§ Aim of the task: In the items below, duplicate the lines from the one containing "x-tick-label: 25 — [750, 698, 778, 726]" up to and including the one containing "Decompose this screenshot".

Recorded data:
+ + +

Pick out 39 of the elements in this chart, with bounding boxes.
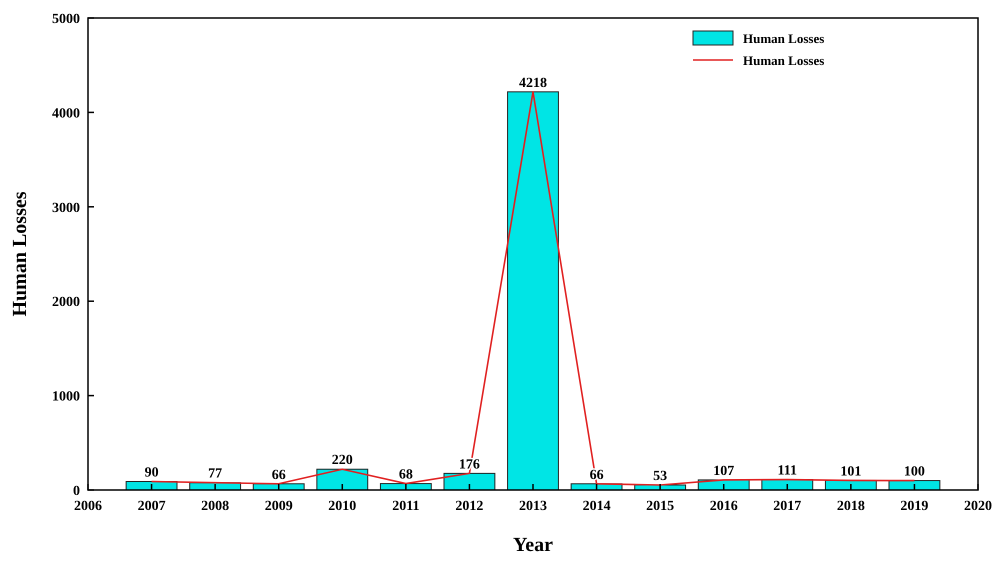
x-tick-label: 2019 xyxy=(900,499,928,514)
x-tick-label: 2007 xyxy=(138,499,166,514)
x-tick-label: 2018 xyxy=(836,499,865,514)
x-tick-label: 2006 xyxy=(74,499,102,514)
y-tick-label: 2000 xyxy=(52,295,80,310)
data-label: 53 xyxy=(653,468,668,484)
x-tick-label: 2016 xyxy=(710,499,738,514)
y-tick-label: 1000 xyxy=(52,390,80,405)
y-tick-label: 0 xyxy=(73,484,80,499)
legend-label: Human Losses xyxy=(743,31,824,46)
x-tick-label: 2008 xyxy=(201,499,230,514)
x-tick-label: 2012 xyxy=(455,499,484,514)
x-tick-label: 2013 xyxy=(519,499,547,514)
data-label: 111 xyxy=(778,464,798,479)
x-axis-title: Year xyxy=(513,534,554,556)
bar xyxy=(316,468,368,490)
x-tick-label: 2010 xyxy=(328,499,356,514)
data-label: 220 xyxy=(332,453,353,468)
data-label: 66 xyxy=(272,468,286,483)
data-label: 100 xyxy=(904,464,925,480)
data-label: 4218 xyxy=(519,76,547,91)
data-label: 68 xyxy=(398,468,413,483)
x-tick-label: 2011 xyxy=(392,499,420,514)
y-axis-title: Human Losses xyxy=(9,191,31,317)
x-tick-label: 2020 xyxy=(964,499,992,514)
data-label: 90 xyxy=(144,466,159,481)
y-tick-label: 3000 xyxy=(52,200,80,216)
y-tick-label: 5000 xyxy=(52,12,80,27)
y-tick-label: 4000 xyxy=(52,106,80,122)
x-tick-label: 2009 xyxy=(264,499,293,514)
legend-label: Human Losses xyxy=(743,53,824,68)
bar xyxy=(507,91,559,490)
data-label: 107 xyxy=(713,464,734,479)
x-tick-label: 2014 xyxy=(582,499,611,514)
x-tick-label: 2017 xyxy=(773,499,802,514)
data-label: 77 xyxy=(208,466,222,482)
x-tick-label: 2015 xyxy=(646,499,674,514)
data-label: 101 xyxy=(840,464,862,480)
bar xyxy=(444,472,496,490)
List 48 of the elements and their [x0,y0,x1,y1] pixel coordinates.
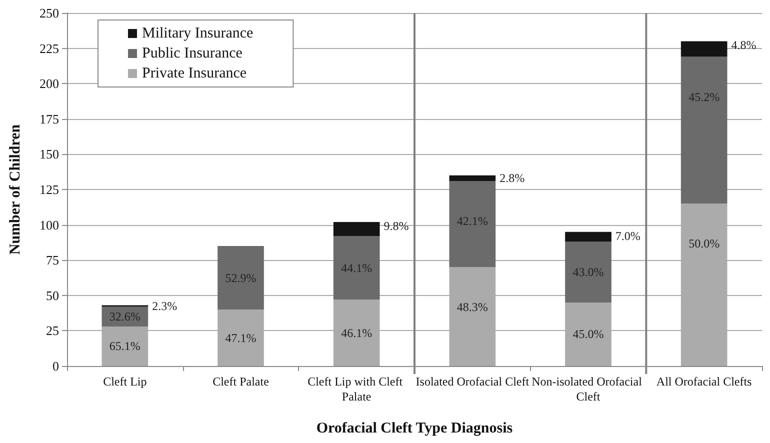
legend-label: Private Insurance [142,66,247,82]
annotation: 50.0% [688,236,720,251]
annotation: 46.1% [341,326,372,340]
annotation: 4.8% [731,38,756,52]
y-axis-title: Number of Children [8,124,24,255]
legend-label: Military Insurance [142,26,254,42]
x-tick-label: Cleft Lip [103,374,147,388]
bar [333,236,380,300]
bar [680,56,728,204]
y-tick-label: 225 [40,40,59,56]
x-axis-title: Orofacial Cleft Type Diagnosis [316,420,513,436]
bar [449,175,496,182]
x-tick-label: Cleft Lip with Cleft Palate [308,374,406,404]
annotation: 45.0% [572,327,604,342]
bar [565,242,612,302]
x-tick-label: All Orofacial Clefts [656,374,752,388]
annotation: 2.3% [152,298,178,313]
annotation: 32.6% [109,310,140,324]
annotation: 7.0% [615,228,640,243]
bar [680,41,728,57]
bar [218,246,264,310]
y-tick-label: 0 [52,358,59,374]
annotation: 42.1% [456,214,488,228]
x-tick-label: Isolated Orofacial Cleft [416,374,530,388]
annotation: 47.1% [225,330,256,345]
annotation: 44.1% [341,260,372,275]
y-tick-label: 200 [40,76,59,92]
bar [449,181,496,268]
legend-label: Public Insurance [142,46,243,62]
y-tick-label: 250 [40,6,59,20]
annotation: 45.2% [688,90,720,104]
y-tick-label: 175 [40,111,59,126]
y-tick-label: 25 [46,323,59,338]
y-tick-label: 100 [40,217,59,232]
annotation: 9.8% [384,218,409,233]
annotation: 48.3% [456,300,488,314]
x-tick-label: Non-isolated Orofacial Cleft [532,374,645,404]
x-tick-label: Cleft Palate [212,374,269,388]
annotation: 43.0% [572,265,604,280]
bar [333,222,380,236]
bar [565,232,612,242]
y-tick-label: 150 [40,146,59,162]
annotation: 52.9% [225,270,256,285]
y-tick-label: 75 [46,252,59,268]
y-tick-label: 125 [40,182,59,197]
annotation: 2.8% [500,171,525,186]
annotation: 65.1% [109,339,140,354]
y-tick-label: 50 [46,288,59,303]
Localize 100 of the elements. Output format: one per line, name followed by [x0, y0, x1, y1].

+ + +

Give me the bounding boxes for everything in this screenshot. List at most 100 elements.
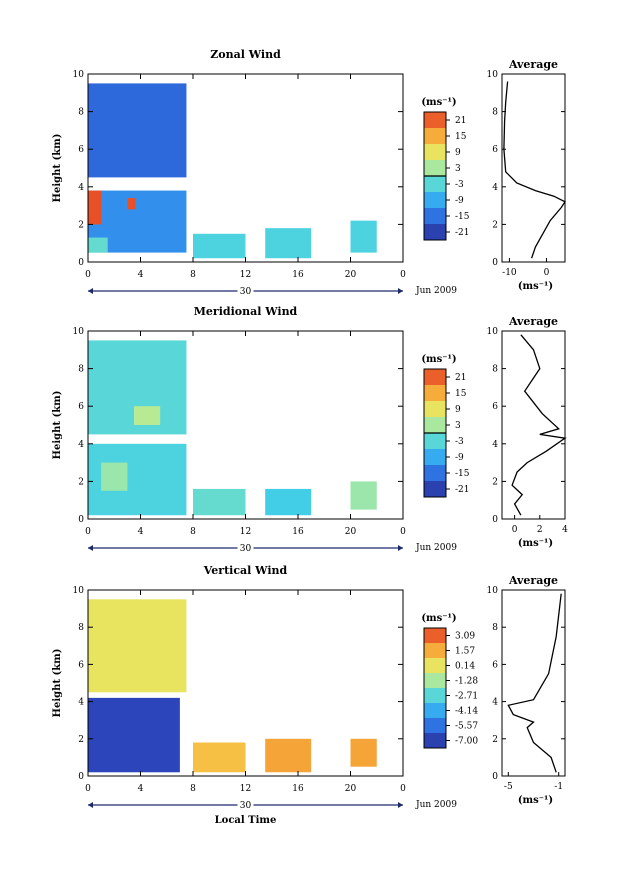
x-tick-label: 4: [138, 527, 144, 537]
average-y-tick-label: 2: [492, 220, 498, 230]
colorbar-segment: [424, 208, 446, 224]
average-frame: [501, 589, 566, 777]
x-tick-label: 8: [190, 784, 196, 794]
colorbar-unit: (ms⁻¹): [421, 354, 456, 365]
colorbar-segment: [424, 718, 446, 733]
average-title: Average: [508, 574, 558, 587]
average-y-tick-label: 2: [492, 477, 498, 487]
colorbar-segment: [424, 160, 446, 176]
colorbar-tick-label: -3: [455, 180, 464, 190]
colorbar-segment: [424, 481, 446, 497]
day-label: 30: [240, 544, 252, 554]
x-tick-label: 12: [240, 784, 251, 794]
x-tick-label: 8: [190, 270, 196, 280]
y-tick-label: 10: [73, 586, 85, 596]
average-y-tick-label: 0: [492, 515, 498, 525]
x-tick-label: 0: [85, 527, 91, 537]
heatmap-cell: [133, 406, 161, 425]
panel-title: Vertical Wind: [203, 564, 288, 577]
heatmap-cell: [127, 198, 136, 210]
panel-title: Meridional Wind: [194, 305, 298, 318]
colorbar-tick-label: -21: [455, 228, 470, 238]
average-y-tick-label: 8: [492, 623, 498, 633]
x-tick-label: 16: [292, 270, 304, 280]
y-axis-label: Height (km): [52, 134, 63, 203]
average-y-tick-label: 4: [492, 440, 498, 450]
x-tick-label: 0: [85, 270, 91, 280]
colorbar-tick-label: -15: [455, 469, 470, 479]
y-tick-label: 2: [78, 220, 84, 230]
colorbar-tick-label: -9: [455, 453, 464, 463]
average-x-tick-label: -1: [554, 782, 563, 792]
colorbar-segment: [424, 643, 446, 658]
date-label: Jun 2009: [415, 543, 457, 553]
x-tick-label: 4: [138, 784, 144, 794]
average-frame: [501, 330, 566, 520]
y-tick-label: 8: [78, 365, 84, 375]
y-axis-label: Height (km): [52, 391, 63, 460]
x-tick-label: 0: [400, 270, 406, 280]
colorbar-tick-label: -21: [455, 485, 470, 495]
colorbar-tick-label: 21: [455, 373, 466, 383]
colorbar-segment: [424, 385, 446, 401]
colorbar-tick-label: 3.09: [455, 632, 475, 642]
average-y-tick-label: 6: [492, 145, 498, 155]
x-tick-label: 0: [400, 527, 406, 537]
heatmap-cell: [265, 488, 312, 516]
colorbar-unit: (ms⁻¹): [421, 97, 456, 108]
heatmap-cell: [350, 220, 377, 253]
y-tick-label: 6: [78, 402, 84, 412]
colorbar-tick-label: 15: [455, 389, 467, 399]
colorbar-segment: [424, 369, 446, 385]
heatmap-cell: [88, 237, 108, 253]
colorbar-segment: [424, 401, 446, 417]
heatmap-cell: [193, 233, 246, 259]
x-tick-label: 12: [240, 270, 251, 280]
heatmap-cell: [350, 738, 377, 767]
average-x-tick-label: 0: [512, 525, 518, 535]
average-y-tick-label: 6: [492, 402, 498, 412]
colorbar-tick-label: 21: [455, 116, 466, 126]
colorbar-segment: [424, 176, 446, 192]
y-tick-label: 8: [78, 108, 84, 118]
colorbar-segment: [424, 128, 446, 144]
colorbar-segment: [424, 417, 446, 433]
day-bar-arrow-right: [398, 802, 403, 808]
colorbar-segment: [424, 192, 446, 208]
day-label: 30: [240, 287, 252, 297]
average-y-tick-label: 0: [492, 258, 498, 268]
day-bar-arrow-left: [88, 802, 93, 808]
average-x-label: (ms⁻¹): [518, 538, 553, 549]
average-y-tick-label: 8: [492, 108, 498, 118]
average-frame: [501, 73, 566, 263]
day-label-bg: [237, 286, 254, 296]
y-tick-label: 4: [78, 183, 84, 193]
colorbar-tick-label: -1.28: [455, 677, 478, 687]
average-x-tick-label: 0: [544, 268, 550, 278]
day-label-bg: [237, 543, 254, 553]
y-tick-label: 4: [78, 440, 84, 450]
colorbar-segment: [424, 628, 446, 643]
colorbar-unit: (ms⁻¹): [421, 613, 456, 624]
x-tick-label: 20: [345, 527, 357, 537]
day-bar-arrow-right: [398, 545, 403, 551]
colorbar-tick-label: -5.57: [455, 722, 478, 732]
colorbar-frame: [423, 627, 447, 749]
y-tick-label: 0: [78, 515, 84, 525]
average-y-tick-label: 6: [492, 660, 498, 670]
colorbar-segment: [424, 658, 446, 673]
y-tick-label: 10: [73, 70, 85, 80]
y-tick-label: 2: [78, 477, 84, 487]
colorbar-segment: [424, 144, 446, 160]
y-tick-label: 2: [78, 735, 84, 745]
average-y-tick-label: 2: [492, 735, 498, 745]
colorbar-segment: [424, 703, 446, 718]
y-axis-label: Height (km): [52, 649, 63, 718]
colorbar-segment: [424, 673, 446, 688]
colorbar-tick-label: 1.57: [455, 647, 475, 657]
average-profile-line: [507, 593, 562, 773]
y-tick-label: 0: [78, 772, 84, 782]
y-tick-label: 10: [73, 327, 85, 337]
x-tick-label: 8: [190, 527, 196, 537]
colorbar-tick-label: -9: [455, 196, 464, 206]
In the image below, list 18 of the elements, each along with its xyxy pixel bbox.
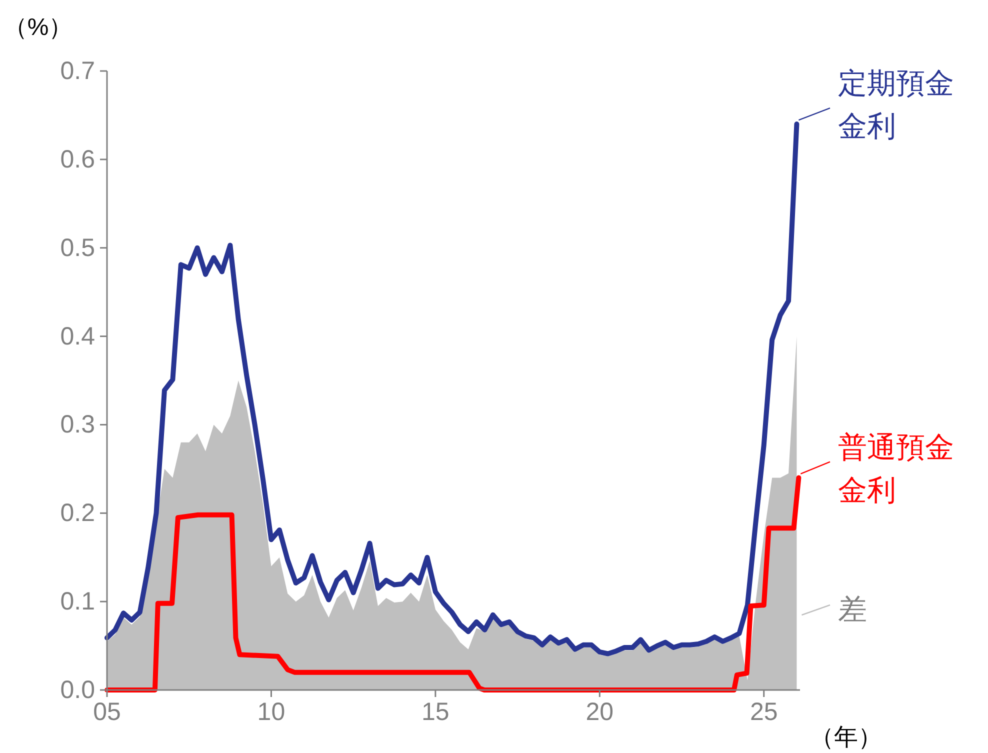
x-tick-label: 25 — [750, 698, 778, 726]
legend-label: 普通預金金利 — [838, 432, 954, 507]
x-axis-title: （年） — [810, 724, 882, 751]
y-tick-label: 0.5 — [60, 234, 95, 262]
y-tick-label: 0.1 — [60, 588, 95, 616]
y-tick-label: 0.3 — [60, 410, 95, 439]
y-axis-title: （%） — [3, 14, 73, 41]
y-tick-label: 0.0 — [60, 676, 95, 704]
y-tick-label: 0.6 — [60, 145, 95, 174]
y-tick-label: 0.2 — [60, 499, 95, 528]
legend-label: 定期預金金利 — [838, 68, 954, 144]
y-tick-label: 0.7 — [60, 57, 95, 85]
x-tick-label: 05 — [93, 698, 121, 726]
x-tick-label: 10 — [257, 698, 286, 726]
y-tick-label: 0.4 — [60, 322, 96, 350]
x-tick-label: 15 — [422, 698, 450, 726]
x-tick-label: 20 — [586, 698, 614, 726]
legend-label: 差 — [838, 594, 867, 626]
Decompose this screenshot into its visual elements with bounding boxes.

+ + +

§ Written response:
x-tick-label: 25 — [750, 698, 778, 726]
legend-label: 普通預金金利 — [838, 432, 954, 507]
x-axis-title: （年） — [810, 724, 882, 751]
y-tick-label: 0.5 — [60, 234, 95, 262]
y-tick-label: 0.1 — [60, 588, 95, 616]
y-tick-label: 0.3 — [60, 410, 95, 439]
y-axis-title: （%） — [3, 14, 73, 41]
y-tick-label: 0.0 — [60, 676, 95, 704]
y-tick-label: 0.6 — [60, 145, 95, 174]
y-tick-label: 0.2 — [60, 499, 95, 528]
legend-label: 定期預金金利 — [838, 68, 954, 144]
y-tick-label: 0.7 — [60, 57, 95, 85]
x-tick-label: 05 — [93, 698, 121, 726]
x-tick-label: 10 — [257, 698, 286, 726]
y-tick-label: 0.4 — [60, 322, 96, 350]
x-tick-label: 15 — [422, 698, 450, 726]
x-tick-label: 20 — [586, 698, 614, 726]
legend-label: 差 — [838, 594, 867, 626]
Decompose this screenshot into its visual elements with bounding boxes.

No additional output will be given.